# Your objective
Reproduce the records. Keep every word exact and include no images.
## start Records to process
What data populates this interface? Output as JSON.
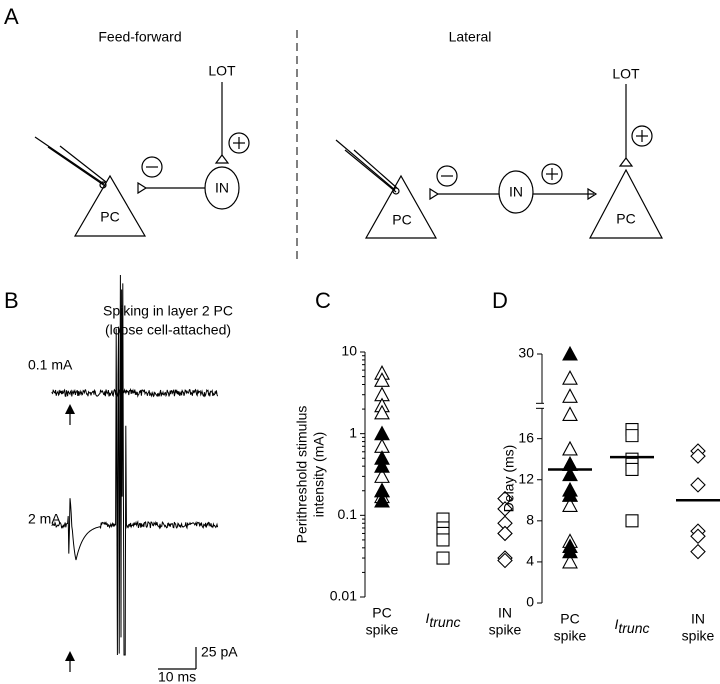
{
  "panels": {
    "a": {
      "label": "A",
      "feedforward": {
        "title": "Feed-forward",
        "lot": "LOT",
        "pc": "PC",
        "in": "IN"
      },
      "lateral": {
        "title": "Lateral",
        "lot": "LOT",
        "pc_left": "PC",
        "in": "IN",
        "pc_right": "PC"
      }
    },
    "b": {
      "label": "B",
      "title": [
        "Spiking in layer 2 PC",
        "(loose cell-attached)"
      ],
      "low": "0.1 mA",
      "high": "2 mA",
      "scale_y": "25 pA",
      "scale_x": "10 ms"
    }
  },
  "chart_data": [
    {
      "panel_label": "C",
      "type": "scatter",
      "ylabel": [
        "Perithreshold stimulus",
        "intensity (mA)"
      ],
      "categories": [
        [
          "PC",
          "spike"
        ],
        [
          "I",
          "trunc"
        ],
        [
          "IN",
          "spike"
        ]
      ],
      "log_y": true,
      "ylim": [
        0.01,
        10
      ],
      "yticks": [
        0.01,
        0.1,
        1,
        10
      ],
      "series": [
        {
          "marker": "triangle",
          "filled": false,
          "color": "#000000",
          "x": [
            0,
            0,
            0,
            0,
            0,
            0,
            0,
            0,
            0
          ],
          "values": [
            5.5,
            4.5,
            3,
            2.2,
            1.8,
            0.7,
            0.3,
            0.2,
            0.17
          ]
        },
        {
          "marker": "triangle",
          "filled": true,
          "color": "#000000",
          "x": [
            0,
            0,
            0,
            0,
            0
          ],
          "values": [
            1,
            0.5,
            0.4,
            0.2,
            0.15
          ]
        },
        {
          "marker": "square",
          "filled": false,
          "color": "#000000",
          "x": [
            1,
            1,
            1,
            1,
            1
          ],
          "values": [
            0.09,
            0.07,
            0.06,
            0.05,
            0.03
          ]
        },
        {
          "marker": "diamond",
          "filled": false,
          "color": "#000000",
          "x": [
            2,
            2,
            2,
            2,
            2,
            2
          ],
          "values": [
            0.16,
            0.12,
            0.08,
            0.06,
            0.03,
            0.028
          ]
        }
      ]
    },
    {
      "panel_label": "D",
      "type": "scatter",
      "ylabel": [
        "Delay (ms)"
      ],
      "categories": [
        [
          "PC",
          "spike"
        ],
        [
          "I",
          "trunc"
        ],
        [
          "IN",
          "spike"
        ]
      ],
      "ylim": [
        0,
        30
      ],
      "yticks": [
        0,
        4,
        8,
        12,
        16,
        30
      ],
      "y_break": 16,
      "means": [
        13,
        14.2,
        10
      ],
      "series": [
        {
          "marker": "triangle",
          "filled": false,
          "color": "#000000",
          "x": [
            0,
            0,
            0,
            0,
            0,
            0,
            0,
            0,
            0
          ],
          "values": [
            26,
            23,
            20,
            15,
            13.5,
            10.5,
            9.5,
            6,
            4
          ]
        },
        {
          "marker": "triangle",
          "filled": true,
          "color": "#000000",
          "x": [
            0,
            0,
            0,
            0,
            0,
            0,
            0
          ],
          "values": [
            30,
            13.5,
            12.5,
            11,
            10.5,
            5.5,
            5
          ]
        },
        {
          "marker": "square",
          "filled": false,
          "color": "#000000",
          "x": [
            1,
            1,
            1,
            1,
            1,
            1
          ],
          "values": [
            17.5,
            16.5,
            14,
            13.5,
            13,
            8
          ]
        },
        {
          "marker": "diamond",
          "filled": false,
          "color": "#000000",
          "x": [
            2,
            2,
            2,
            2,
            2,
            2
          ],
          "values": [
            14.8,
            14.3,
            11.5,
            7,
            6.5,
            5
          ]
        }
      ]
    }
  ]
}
## end Records to process
# Reply
What data populates this interface? Output as JSON.
{
  "panels": {
    "a": {
      "label": "A",
      "feedforward": {
        "title": "Feed-forward",
        "lot": "LOT",
        "pc": "PC",
        "in": "IN"
      },
      "lateral": {
        "title": "Lateral",
        "lot": "LOT",
        "pc_left": "PC",
        "in": "IN",
        "pc_right": "PC"
      }
    },
    "b": {
      "label": "B",
      "title": [
        "Spiking in layer 2 PC",
        "(loose cell-attached)"
      ],
      "low": "0.1 mA",
      "high": "2 mA",
      "scale_y": "25 pA",
      "scale_x": "10 ms"
    }
  },
  "chart_data": [
    {
      "panel_label": "C",
      "type": "scatter",
      "ylabel": [
        "Perithreshold stimulus",
        "intensity (mA)"
      ],
      "categories": [
        [
          "PC",
          "spike"
        ],
        [
          "I",
          "trunc"
        ],
        [
          "IN",
          "spike"
        ]
      ],
      "log_y": true,
      "ylim": [
        0.01,
        10
      ],
      "yticks": [
        0.01,
        0.1,
        1,
        10
      ],
      "series": [
        {
          "marker": "triangle",
          "filled": false,
          "color": "#000000",
          "x": [
            0,
            0,
            0,
            0,
            0,
            0,
            0,
            0,
            0
          ],
          "values": [
            5.5,
            4.5,
            3,
            2.2,
            1.8,
            0.7,
            0.3,
            0.2,
            0.17
          ]
        },
        {
          "marker": "triangle",
          "filled": true,
          "color": "#000000",
          "x": [
            0,
            0,
            0,
            0,
            0
          ],
          "values": [
            1,
            0.5,
            0.4,
            0.2,
            0.15
          ]
        },
        {
          "marker": "square",
          "filled": false,
          "color": "#000000",
          "x": [
            1,
            1,
            1,
            1,
            1
          ],
          "values": [
            0.09,
            0.07,
            0.06,
            0.05,
            0.03
          ]
        },
        {
          "marker": "diamond",
          "filled": false,
          "color": "#000000",
          "x": [
            2,
            2,
            2,
            2,
            2,
            2
          ],
          "values": [
            0.16,
            0.12,
            0.08,
            0.06,
            0.03,
            0.028
          ]
        }
      ]
    },
    {
      "panel_label": "D",
      "type": "scatter",
      "ylabel": [
        "Delay (ms)"
      ],
      "categories": [
        [
          "PC",
          "spike"
        ],
        [
          "I",
          "trunc"
        ],
        [
          "IN",
          "spike"
        ]
      ],
      "ylim": [
        0,
        30
      ],
      "yticks": [
        0,
        4,
        8,
        12,
        16,
        30
      ],
      "y_break": 16,
      "means": [
        13,
        14.2,
        10
      ],
      "series": [
        {
          "marker": "triangle",
          "filled": false,
          "color": "#000000",
          "x": [
            0,
            0,
            0,
            0,
            0,
            0,
            0,
            0,
            0
          ],
          "values": [
            26,
            23,
            20,
            15,
            13.5,
            10.5,
            9.5,
            6,
            4
          ]
        },
        {
          "marker": "triangle",
          "filled": true,
          "color": "#000000",
          "x": [
            0,
            0,
            0,
            0,
            0,
            0,
            0
          ],
          "values": [
            30,
            13.5,
            12.5,
            11,
            10.5,
            5.5,
            5
          ]
        },
        {
          "marker": "square",
          "filled": false,
          "color": "#000000",
          "x": [
            1,
            1,
            1,
            1,
            1,
            1
          ],
          "values": [
            17.5,
            16.5,
            14,
            13.5,
            13,
            8
          ]
        },
        {
          "marker": "diamond",
          "filled": false,
          "color": "#000000",
          "x": [
            2,
            2,
            2,
            2,
            2,
            2
          ],
          "values": [
            14.8,
            14.3,
            11.5,
            7,
            6.5,
            5
          ]
        }
      ]
    }
  ]
}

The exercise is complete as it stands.